--- Begin Data entries ---
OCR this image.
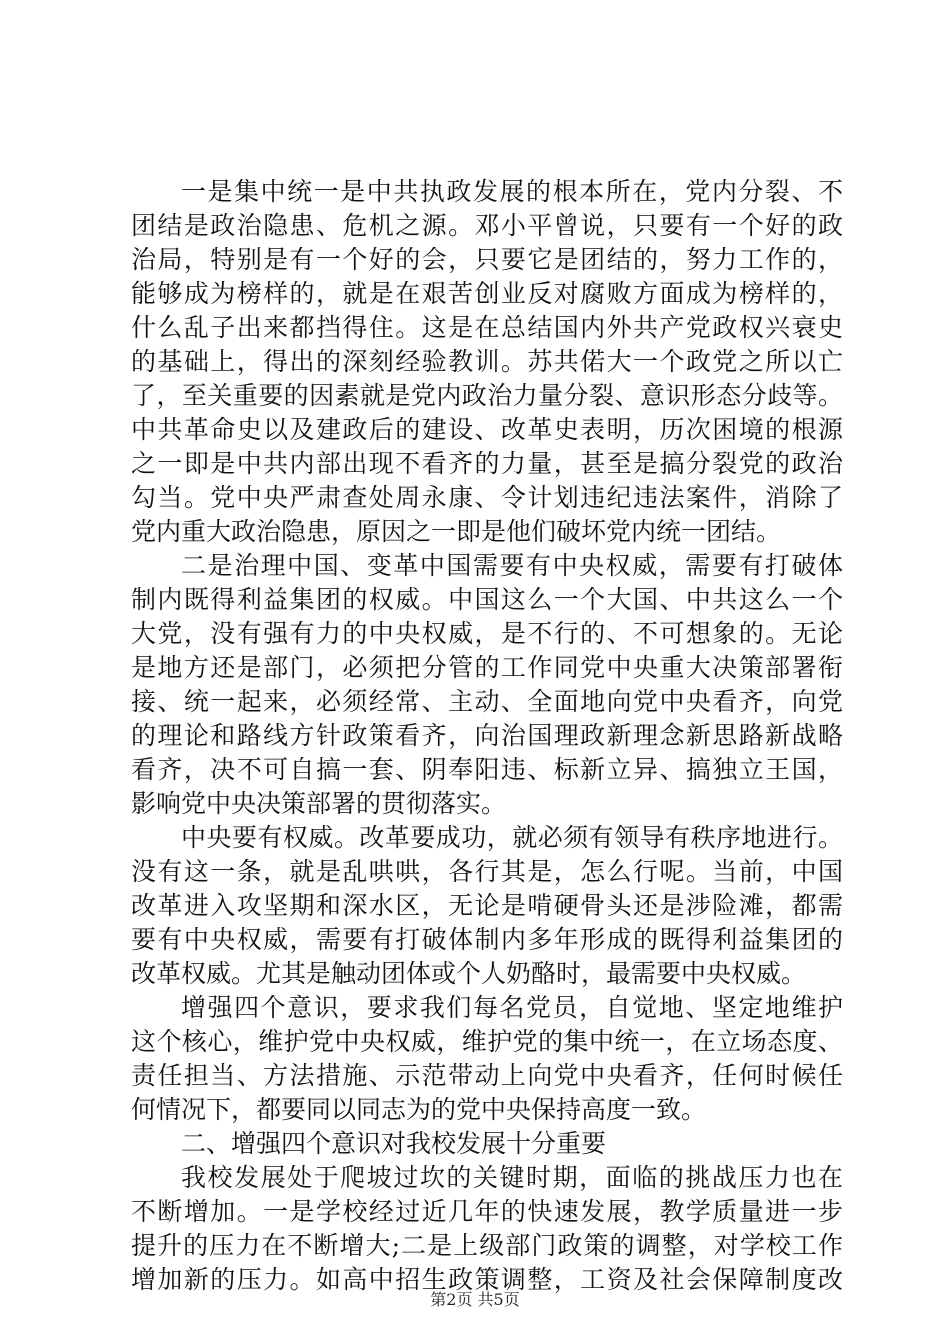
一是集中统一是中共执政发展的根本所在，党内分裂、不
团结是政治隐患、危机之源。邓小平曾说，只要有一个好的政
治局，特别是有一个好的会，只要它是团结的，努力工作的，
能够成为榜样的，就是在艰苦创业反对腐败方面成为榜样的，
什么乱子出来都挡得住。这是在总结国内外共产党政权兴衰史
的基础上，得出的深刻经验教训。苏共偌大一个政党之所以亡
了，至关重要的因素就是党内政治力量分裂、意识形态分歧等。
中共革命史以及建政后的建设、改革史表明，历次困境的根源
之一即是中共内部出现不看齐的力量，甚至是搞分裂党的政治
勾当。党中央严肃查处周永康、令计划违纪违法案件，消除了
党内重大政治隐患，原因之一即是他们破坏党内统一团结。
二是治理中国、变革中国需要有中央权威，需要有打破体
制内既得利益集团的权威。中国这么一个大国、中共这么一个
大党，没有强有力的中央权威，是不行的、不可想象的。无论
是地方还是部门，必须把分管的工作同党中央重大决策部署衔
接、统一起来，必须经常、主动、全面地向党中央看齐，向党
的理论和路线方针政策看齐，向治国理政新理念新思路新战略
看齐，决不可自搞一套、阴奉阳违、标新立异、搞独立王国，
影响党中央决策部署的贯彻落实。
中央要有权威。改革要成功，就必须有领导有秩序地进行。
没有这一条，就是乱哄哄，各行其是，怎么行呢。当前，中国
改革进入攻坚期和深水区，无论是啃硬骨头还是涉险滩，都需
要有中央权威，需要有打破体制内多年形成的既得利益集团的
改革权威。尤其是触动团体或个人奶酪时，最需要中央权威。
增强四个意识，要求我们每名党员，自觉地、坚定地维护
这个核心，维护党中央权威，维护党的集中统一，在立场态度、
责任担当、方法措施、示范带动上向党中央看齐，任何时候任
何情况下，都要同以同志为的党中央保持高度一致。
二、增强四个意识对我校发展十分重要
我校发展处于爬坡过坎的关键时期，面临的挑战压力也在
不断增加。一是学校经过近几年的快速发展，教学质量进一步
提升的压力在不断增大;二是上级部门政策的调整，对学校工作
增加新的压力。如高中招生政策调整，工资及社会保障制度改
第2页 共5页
--- End Data entries ---
» Task details: Any pictures should be dropped; transcribe the rest of the records above exactly.

» Correct answer:
OCR this image.
一是集中统一是中共执政发展的根本所在，党内分裂、不
团结是政治隐患、危机之源。邓小平曾说，只要有一个好的政
治局，特别是有一个好的会，只要它是团结的，努力工作的，
能够成为榜样的，就是在艰苦创业反对腐败方面成为榜样的，
什么乱子出来都挡得住。这是在总结国内外共产党政权兴衰史
的基础上，得出的深刻经验教训。苏共偌大一个政党之所以亡
了，至关重要的因素就是党内政治力量分裂、意识形态分歧等。
中共革命史以及建政后的建设、改革史表明，历次困境的根源
之一即是中共内部出现不看齐的力量，甚至是搞分裂党的政治
勾当。党中央严肃查处周永康、令计划违纪违法案件，消除了
党内重大政治隐患，原因之一即是他们破坏党内统一团结。
二是治理中国、变革中国需要有中央权威，需要有打破体
制内既得利益集团的权威。中国这么一个大国、中共这么一个
大党，没有强有力的中央权威，是不行的、不可想象的。无论
是地方还是部门，必须把分管的工作同党中央重大决策部署衔
接、统一起来，必须经常、主动、全面地向党中央看齐，向党
的理论和路线方针政策看齐，向治国理政新理念新思路新战略
看齐，决不可自搞一套、阴奉阳违、标新立异、搞独立王国，
影响党中央决策部署的贯彻落实。
中央要有权威。改革要成功，就必须有领导有秩序地进行。
没有这一条，就是乱哄哄，各行其是，怎么行呢。当前，中国
改革进入攻坚期和深水区，无论是啃硬骨头还是涉险滩，都需
要有中央权威，需要有打破体制内多年形成的既得利益集团的
改革权威。尤其是触动团体或个人奶酪时，最需要中央权威。
增强四个意识，要求我们每名党员，自觉地、坚定地维护
这个核心，维护党中央权威，维护党的集中统一，在立场态度、
责任担当、方法措施、示范带动上向党中央看齐，任何时候任
何情况下，都要同以同志为的党中央保持高度一致。
二、增强四个意识对我校发展十分重要
我校发展处于爬坡过坎的关键时期，面临的挑战压力也在
不断增加。一是学校经过近几年的快速发展，教学质量进一步
提升的压力在不断增大;二是上级部门政策的调整，对学校工作
增加新的压力。如高中招生政策调整，工资及社会保障制度改
第2页 共5页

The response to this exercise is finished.